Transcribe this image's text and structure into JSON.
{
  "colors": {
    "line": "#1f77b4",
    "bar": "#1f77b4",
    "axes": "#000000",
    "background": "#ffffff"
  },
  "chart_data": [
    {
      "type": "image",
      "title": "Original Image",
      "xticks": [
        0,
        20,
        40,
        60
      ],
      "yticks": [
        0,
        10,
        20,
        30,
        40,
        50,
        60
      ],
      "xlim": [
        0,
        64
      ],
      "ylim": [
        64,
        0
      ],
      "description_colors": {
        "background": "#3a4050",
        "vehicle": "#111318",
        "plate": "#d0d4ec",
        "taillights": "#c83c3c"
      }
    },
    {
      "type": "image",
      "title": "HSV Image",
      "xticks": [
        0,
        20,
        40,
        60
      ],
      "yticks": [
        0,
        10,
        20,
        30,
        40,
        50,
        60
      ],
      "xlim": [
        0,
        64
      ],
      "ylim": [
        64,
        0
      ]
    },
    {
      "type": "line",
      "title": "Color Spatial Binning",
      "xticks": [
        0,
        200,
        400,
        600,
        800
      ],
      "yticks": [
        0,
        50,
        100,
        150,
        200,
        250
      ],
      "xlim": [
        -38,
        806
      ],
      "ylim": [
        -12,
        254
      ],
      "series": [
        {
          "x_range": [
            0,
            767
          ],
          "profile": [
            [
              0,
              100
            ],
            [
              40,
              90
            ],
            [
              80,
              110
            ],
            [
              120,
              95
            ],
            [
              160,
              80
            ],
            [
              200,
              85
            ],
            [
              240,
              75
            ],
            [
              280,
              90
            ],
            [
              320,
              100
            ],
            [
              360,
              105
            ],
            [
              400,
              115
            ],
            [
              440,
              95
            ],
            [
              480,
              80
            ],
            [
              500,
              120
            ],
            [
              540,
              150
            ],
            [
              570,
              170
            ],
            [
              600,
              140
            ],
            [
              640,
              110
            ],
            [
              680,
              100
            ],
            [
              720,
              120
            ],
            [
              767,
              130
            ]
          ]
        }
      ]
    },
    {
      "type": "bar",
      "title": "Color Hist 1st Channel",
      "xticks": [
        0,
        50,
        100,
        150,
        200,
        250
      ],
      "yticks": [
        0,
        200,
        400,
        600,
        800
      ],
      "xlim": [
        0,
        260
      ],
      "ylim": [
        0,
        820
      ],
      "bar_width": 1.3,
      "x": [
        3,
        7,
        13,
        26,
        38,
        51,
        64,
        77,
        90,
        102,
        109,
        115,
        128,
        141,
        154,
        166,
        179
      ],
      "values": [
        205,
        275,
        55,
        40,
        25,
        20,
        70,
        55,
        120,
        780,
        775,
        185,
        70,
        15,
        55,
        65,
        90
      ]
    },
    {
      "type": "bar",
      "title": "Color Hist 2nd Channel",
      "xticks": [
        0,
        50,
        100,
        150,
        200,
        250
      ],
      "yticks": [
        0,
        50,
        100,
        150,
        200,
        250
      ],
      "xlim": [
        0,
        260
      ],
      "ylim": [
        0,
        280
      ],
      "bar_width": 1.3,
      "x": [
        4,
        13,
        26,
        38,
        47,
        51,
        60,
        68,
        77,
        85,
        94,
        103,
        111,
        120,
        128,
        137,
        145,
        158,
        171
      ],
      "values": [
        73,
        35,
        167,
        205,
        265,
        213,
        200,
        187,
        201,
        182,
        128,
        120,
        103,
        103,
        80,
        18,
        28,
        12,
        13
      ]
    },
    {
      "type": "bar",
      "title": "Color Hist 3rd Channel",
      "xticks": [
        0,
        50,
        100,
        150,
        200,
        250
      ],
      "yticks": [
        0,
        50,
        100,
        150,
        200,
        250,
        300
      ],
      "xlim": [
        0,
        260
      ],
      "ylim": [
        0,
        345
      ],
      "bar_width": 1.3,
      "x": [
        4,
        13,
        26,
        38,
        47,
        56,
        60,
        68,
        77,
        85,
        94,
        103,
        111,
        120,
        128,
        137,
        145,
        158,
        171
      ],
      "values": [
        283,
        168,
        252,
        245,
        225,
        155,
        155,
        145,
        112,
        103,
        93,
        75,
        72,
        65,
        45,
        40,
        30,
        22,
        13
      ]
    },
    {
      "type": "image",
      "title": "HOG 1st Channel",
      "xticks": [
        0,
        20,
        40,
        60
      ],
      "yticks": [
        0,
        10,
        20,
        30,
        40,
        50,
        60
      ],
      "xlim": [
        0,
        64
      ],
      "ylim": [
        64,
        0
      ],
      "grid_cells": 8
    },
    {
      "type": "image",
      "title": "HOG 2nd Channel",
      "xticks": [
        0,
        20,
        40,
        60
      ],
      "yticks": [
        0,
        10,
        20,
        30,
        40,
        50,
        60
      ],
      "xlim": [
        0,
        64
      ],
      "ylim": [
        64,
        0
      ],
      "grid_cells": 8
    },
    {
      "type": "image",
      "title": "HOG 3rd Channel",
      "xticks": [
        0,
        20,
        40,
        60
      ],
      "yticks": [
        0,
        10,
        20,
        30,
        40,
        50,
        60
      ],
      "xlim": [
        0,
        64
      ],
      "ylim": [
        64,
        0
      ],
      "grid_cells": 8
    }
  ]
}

* * * *

— Directive —
Give the listing again, word for word.

— Reply to the task —
Transcribe this image's text and structure into JSON.
{
  "colors": {
    "line": "#1f77b4",
    "bar": "#1f77b4",
    "axes": "#000000",
    "background": "#ffffff"
  },
  "chart_data": [
    {
      "type": "image",
      "title": "Original Image",
      "xticks": [
        0,
        20,
        40,
        60
      ],
      "yticks": [
        0,
        10,
        20,
        30,
        40,
        50,
        60
      ],
      "xlim": [
        0,
        64
      ],
      "ylim": [
        64,
        0
      ],
      "description_colors": {
        "background": "#3a4050",
        "vehicle": "#111318",
        "plate": "#d0d4ec",
        "taillights": "#c83c3c"
      }
    },
    {
      "type": "image",
      "title": "HSV Image",
      "xticks": [
        0,
        20,
        40,
        60
      ],
      "yticks": [
        0,
        10,
        20,
        30,
        40,
        50,
        60
      ],
      "xlim": [
        0,
        64
      ],
      "ylim": [
        64,
        0
      ]
    },
    {
      "type": "line",
      "title": "Color Spatial Binning",
      "xticks": [
        0,
        200,
        400,
        600,
        800
      ],
      "yticks": [
        0,
        50,
        100,
        150,
        200,
        250
      ],
      "xlim": [
        -38,
        806
      ],
      "ylim": [
        -12,
        254
      ],
      "series": [
        {
          "x_range": [
            0,
            767
          ],
          "profile": [
            [
              0,
              100
            ],
            [
              40,
              90
            ],
            [
              80,
              110
            ],
            [
              120,
              95
            ],
            [
              160,
              80
            ],
            [
              200,
              85
            ],
            [
              240,
              75
            ],
            [
              280,
              90
            ],
            [
              320,
              100
            ],
            [
              360,
              105
            ],
            [
              400,
              115
            ],
            [
              440,
              95
            ],
            [
              480,
              80
            ],
            [
              500,
              120
            ],
            [
              540,
              150
            ],
            [
              570,
              170
            ],
            [
              600,
              140
            ],
            [
              640,
              110
            ],
            [
              680,
              100
            ],
            [
              720,
              120
            ],
            [
              767,
              130
            ]
          ]
        }
      ]
    },
    {
      "type": "bar",
      "title": "Color Hist 1st Channel",
      "xticks": [
        0,
        50,
        100,
        150,
        200,
        250
      ],
      "yticks": [
        0,
        200,
        400,
        600,
        800
      ],
      "xlim": [
        0,
        260
      ],
      "ylim": [
        0,
        820
      ],
      "bar_width": 1.3,
      "x": [
        3,
        7,
        13,
        26,
        38,
        51,
        64,
        77,
        90,
        102,
        109,
        115,
        128,
        141,
        154,
        166,
        179
      ],
      "values": [
        205,
        275,
        55,
        40,
        25,
        20,
        70,
        55,
        120,
        780,
        775,
        185,
        70,
        15,
        55,
        65,
        90
      ]
    },
    {
      "type": "bar",
      "title": "Color Hist 2nd Channel",
      "xticks": [
        0,
        50,
        100,
        150,
        200,
        250
      ],
      "yticks": [
        0,
        50,
        100,
        150,
        200,
        250
      ],
      "xlim": [
        0,
        260
      ],
      "ylim": [
        0,
        280
      ],
      "bar_width": 1.3,
      "x": [
        4,
        13,
        26,
        38,
        47,
        51,
        60,
        68,
        77,
        85,
        94,
        103,
        111,
        120,
        128,
        137,
        145,
        158,
        171
      ],
      "values": [
        73,
        35,
        167,
        205,
        265,
        213,
        200,
        187,
        201,
        182,
        128,
        120,
        103,
        103,
        80,
        18,
        28,
        12,
        13
      ]
    },
    {
      "type": "bar",
      "title": "Color Hist 3rd Channel",
      "xticks": [
        0,
        50,
        100,
        150,
        200,
        250
      ],
      "yticks": [
        0,
        50,
        100,
        150,
        200,
        250,
        300
      ],
      "xlim": [
        0,
        260
      ],
      "ylim": [
        0,
        345
      ],
      "bar_width": 1.3,
      "x": [
        4,
        13,
        26,
        38,
        47,
        56,
        60,
        68,
        77,
        85,
        94,
        103,
        111,
        120,
        128,
        137,
        145,
        158,
        171
      ],
      "values": [
        283,
        168,
        252,
        245,
        225,
        155,
        155,
        145,
        112,
        103,
        93,
        75,
        72,
        65,
        45,
        40,
        30,
        22,
        13
      ]
    },
    {
      "type": "image",
      "title": "HOG 1st Channel",
      "xticks": [
        0,
        20,
        40,
        60
      ],
      "yticks": [
        0,
        10,
        20,
        30,
        40,
        50,
        60
      ],
      "xlim": [
        0,
        64
      ],
      "ylim": [
        64,
        0
      ],
      "grid_cells": 8
    },
    {
      "type": "image",
      "title": "HOG 2nd Channel",
      "xticks": [
        0,
        20,
        40,
        60
      ],
      "yticks": [
        0,
        10,
        20,
        30,
        40,
        50,
        60
      ],
      "xlim": [
        0,
        64
      ],
      "ylim": [
        64,
        0
      ],
      "grid_cells": 8
    },
    {
      "type": "image",
      "title": "HOG 3rd Channel",
      "xticks": [
        0,
        20,
        40,
        60
      ],
      "yticks": [
        0,
        10,
        20,
        30,
        40,
        50,
        60
      ],
      "xlim": [
        0,
        64
      ],
      "ylim": [
        64,
        0
      ],
      "grid_cells": 8
    }
  ]
}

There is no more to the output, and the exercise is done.